┌──
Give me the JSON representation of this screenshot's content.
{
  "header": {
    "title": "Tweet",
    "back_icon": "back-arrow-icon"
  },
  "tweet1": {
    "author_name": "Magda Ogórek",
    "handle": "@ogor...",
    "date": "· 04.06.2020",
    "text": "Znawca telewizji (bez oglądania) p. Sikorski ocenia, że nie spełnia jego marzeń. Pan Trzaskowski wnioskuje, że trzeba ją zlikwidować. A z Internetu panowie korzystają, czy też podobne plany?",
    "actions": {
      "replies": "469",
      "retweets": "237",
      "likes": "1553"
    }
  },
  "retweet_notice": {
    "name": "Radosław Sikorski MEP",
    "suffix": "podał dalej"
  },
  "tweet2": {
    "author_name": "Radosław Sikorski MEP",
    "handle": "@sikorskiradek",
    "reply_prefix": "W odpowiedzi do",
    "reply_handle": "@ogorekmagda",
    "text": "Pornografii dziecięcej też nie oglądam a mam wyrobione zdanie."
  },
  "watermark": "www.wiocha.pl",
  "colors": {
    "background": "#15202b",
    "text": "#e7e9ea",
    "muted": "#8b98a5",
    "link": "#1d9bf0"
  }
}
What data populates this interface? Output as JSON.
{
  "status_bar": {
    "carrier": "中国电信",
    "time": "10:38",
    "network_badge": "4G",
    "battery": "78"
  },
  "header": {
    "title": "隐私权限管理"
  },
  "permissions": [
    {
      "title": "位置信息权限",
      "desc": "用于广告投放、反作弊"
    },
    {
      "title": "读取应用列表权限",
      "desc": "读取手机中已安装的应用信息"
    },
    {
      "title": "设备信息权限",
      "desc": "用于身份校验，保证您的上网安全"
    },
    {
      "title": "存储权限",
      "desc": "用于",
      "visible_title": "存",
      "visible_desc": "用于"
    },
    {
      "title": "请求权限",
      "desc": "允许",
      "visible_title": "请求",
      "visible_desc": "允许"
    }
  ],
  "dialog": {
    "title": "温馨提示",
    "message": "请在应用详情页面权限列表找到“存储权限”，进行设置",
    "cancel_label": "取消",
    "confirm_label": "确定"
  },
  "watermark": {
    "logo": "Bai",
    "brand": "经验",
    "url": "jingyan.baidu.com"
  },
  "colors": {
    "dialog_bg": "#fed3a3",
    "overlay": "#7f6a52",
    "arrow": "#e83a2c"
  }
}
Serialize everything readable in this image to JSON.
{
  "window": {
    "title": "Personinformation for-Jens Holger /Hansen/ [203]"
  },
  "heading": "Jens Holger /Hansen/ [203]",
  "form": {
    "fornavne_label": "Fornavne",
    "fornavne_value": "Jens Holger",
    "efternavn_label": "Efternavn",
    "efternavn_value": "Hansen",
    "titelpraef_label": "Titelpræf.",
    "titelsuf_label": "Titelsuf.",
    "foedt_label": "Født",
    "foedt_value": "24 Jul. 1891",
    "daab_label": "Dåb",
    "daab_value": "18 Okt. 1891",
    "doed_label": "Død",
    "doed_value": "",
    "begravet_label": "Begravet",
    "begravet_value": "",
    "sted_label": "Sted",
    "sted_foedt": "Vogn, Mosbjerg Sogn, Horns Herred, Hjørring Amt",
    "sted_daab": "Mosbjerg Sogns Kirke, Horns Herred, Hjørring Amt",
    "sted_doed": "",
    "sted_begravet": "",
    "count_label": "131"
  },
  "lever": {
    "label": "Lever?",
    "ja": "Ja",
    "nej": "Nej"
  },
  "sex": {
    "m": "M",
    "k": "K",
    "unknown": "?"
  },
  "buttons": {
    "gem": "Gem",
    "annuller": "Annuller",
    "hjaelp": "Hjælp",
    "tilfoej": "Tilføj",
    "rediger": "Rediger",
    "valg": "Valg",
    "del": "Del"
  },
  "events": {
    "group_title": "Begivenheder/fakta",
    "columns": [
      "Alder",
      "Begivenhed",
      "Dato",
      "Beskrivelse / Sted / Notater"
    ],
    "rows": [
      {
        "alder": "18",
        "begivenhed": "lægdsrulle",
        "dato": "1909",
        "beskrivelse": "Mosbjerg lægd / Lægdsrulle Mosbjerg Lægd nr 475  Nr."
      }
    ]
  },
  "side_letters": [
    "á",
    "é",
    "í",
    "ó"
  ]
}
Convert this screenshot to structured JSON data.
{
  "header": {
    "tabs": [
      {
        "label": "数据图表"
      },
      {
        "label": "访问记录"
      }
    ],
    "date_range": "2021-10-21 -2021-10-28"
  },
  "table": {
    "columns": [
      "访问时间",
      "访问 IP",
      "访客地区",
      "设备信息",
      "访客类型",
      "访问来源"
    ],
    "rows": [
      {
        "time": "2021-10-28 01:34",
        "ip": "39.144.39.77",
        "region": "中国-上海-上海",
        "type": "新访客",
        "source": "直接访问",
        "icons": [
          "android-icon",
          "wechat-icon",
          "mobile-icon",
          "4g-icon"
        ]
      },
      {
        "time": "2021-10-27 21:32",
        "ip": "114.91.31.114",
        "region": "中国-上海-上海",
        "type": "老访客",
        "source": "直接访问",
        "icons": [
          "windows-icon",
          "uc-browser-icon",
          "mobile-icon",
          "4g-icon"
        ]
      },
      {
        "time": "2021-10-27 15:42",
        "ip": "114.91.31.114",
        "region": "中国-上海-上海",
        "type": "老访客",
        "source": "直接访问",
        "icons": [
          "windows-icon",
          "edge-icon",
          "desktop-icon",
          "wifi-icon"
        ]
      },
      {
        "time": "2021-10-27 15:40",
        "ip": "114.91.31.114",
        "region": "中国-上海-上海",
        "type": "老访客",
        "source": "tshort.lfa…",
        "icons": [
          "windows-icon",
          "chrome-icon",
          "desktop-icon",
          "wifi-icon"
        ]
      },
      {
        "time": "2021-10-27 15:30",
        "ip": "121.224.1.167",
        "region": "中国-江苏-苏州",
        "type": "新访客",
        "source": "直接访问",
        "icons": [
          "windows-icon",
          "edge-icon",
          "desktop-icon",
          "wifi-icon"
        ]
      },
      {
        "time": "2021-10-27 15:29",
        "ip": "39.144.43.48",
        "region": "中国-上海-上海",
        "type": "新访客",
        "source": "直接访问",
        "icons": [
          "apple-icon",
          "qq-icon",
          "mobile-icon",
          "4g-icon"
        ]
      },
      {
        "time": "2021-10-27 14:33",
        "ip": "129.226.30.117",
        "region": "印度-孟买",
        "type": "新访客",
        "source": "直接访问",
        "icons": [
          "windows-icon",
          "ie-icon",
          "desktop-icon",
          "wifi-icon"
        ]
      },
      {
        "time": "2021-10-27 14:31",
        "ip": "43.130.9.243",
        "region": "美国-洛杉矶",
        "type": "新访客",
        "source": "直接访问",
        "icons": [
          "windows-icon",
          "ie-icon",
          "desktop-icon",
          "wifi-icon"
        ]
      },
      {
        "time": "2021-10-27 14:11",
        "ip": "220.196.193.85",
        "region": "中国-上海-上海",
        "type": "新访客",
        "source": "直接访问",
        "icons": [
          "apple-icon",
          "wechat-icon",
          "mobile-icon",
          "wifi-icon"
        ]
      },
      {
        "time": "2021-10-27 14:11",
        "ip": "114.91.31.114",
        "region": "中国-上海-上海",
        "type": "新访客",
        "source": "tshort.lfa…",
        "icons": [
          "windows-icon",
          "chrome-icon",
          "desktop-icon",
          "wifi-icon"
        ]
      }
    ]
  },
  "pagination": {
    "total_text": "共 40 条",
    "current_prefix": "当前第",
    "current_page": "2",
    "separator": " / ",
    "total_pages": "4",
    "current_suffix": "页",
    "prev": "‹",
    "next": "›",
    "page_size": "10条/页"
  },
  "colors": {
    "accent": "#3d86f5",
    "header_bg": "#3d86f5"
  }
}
└──
YOUR TASK: Among the lines of the data, identify those with the word "Radosław". Copy each of them.

FINISHED ANSWER:
    "name": "Radosław Sikorski MEP",
    "author_name": "Radosław Sikorski MEP",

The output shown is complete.